►
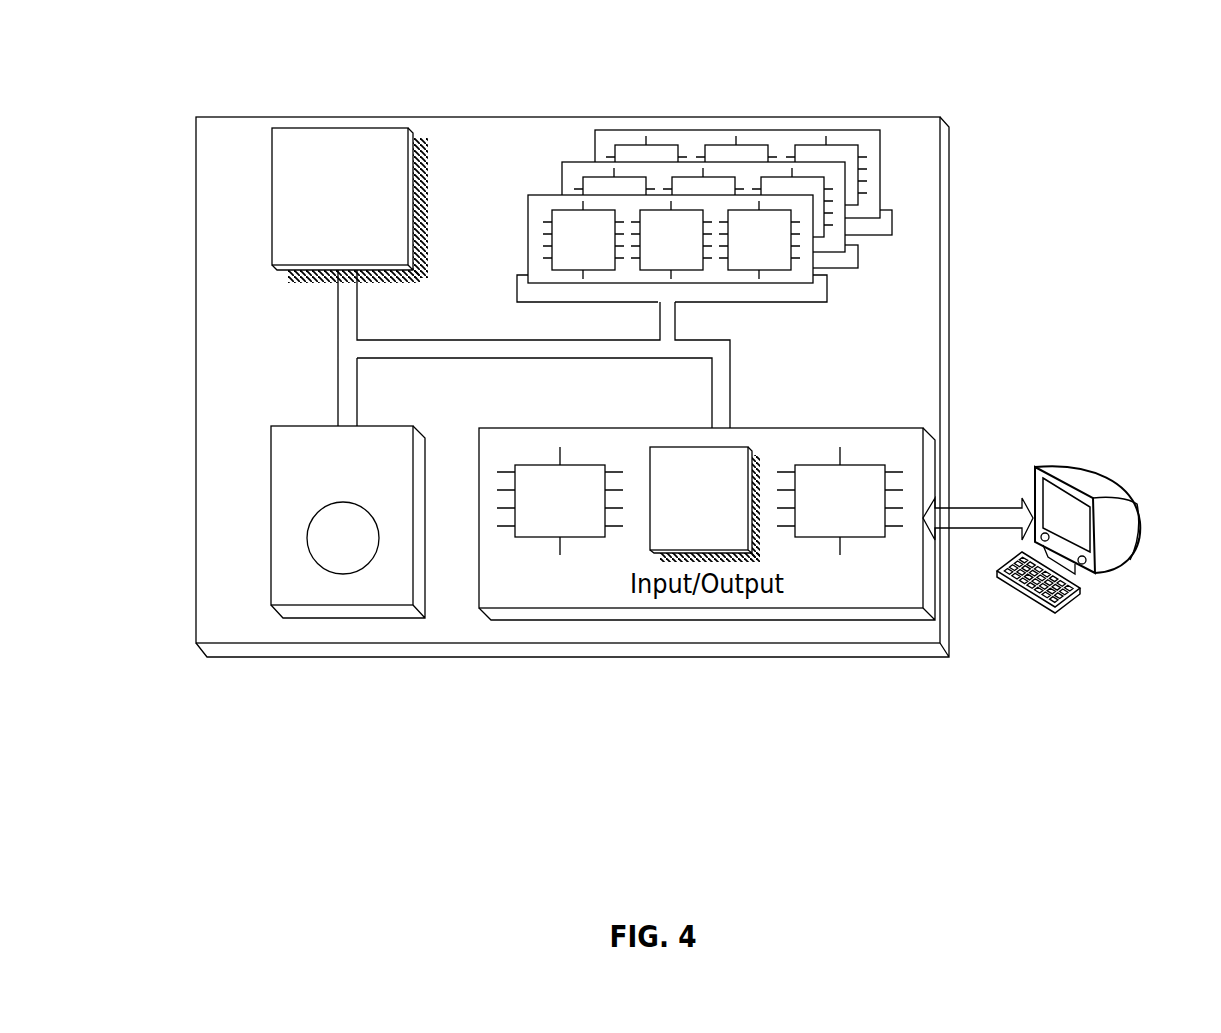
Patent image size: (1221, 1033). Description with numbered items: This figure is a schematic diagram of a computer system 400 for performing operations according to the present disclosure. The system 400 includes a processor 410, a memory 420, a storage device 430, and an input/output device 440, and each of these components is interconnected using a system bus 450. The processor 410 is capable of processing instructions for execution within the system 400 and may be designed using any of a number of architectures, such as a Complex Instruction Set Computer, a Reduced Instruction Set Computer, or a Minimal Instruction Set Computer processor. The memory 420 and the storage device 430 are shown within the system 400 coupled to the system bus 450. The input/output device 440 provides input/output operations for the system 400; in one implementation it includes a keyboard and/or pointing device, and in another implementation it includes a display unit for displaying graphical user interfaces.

The system 400 is at (243, 60).
The processor 410 is at (392, 254).
The memory 420 is at (872, 282).
The storage device 430 is at (403, 601).
The input/output device 440 is at (1132, 498).
The system bus 450 is at (475, 350).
◄
» EXERCISE PROMPT: Put each line of the data above into a Markdown table with the columns "No." and "Text", numbering the rows in order and skipping blank lines. Leave out the pictures.

» RESPONSE TO THE EXERCISE:
| No. | Text |
|---|---|
| 1 | Patent image size: (1221, 1033). Description with numbered items: This figure is a schematic diagram of a computer system 400 for performing operations according to the present disclosure. The system 400 includes a processor 410, a memory 420, a storage device 430, and an input/output device 440, and each of these components is interconnected using a system bus 450. The processor 410 is capable of processing instructions for execution within the system 400 and may be designed using any of a number of architectures, such as a Complex Instruction Set Computer, a Reduced Instruction Set Computer, or a Minimal Instruction Set Computer processor. The memory 420 and the storage device 430 are shown within the system 400 coupled to the system bus 450. The input/output device 440 provides input/output operations for the system 400; in one implementation it includes a keyboard and/or pointing device, and in another implementation it includes a display unit for displaying graphical user interfaces. |
| 2 | The system 400 is at (243, 60). |
| 3 | The processor 410 is at (392, 254). |
| 4 | The memory 420 is at (872, 282). |
| 5 | The storage device 430 is at (403, 601). |
| 6 | The input/output device 440 is at (1132, 498). |
| 7 | The system bus 450 is at (475, 350). |